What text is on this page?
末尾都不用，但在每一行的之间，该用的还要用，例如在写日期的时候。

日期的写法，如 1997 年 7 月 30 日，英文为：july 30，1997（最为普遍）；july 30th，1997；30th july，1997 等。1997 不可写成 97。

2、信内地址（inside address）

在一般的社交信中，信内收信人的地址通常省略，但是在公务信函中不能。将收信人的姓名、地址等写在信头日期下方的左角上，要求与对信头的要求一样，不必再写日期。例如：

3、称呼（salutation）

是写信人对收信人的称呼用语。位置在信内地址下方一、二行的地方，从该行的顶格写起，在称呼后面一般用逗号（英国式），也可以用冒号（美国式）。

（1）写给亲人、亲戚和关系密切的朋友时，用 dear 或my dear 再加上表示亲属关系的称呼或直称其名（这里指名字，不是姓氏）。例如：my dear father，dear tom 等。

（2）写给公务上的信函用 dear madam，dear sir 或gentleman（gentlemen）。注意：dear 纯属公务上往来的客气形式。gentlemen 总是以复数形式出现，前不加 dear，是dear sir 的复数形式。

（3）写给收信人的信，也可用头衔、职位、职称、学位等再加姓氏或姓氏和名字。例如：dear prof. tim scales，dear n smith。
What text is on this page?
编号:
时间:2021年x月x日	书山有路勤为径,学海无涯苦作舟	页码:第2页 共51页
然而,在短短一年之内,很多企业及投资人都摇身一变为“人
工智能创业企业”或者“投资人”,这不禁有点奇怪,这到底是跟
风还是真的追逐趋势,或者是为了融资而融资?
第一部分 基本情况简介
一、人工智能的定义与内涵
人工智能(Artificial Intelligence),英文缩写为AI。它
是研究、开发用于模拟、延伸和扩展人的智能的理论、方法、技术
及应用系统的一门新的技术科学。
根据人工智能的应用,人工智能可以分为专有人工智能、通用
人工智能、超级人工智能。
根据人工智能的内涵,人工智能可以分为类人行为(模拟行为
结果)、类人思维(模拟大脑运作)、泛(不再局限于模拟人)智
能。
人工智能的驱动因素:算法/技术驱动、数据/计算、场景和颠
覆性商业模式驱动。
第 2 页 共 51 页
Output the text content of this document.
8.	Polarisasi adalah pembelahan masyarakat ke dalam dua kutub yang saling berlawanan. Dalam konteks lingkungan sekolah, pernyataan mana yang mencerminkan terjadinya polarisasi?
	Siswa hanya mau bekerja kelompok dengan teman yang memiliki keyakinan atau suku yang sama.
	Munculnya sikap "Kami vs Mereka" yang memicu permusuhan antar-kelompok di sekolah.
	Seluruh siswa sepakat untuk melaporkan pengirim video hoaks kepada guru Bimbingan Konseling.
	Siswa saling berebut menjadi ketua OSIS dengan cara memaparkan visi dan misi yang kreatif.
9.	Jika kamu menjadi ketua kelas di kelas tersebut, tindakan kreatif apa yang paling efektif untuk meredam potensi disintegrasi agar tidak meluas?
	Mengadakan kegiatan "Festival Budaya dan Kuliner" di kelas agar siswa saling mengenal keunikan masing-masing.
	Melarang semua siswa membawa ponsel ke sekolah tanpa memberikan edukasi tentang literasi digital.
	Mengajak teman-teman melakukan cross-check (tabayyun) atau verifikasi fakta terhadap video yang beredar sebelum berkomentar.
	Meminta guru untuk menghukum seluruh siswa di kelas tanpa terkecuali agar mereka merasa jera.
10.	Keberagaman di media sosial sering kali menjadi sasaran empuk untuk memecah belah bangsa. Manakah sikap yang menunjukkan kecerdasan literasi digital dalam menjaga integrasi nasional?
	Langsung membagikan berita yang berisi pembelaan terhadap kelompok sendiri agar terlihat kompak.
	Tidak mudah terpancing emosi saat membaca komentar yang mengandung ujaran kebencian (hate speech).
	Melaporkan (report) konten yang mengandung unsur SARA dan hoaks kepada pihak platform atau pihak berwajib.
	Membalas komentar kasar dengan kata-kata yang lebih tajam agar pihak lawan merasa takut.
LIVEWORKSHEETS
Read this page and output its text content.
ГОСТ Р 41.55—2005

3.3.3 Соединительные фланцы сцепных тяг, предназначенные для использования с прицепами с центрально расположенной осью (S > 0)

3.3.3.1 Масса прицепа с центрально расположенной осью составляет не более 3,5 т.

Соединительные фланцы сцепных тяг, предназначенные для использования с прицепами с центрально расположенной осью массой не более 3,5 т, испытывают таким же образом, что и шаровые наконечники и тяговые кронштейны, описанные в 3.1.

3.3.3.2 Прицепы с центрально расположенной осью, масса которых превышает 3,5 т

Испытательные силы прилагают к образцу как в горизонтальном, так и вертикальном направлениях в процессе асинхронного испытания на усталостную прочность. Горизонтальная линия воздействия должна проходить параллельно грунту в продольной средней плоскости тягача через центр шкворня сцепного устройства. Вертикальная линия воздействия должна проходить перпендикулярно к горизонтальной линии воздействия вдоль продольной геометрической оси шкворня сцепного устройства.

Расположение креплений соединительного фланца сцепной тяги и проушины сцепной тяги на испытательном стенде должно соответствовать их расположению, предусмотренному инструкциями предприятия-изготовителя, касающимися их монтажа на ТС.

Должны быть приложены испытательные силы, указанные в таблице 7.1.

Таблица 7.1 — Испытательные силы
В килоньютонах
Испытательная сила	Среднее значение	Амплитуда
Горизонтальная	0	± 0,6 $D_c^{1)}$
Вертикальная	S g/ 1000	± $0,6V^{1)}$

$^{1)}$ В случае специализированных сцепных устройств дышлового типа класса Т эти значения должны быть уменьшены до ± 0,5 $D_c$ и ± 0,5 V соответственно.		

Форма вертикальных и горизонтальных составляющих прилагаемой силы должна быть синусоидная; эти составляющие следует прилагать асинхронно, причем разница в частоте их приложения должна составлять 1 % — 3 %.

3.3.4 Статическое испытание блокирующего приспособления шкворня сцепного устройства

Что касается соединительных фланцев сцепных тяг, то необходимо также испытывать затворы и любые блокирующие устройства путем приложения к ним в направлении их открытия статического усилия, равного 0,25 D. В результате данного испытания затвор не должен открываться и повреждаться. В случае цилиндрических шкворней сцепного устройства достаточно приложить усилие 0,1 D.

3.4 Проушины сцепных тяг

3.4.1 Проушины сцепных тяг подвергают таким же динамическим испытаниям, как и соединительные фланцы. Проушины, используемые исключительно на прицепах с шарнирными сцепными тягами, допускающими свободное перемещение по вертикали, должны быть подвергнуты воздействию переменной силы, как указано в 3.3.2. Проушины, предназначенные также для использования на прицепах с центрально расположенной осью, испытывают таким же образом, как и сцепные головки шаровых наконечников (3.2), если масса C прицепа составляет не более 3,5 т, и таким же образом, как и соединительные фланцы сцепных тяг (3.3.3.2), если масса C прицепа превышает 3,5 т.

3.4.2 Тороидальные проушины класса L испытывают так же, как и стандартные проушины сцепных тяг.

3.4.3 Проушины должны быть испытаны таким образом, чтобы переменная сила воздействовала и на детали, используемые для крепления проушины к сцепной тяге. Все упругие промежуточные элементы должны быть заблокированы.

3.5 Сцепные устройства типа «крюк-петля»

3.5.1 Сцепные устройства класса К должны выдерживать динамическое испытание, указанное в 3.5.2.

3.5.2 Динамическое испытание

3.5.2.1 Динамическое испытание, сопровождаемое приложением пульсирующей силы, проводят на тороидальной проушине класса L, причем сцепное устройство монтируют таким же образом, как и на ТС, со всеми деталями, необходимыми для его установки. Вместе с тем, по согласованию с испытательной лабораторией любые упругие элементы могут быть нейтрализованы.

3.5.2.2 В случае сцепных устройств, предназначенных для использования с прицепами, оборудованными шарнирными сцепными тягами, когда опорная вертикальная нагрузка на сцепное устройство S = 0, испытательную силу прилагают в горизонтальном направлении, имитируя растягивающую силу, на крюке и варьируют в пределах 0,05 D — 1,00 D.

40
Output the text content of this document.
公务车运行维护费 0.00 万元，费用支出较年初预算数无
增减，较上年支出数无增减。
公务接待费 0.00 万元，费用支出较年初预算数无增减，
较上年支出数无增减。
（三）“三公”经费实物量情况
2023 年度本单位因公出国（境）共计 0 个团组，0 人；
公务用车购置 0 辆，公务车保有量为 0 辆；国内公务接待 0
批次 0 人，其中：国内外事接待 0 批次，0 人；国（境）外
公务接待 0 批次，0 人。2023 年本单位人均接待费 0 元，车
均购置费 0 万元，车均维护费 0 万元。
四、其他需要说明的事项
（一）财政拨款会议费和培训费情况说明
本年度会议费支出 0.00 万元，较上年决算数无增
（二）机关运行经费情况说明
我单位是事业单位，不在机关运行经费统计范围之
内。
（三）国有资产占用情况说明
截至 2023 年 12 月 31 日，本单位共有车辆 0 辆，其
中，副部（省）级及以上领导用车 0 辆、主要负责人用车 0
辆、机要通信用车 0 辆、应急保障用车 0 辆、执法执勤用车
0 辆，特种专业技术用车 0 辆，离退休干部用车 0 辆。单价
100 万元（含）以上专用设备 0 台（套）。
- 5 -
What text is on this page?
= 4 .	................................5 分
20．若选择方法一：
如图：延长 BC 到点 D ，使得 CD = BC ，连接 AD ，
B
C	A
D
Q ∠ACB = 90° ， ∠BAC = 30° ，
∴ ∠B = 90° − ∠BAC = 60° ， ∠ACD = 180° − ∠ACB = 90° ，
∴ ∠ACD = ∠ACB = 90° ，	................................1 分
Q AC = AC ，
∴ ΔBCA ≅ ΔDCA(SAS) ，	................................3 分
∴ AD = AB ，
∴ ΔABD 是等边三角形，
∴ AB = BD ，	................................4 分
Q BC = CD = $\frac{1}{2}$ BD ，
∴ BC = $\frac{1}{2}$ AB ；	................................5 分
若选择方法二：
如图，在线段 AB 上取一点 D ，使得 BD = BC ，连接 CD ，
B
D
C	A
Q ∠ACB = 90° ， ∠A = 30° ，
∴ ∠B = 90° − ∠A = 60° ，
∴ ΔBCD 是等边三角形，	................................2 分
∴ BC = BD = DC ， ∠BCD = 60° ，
• • •
Locate all lines in the listing above with the word "причем" and copy them.

- [Answer to the task]
Форма вертикальных и горизонтальных составляющих прилагаемой силы должна быть синусоидная; эти составляющие следует прилагать асинхронно, причем разница в частоте их приложения должна составлять 1 % — 3 %.
3.5.2.1 Динамическое испытание, сопровождаемое приложением пульсирующей силы, проводят на тороидальной проушине класса L, причем сцепное устройство монтируют таким же образом, как и на ТС, со всеми деталями, необходимыми для его установки. Вместе с тем, по согласованию с испытательной лабораторией любые упругие элементы могут быть нейтрализованы.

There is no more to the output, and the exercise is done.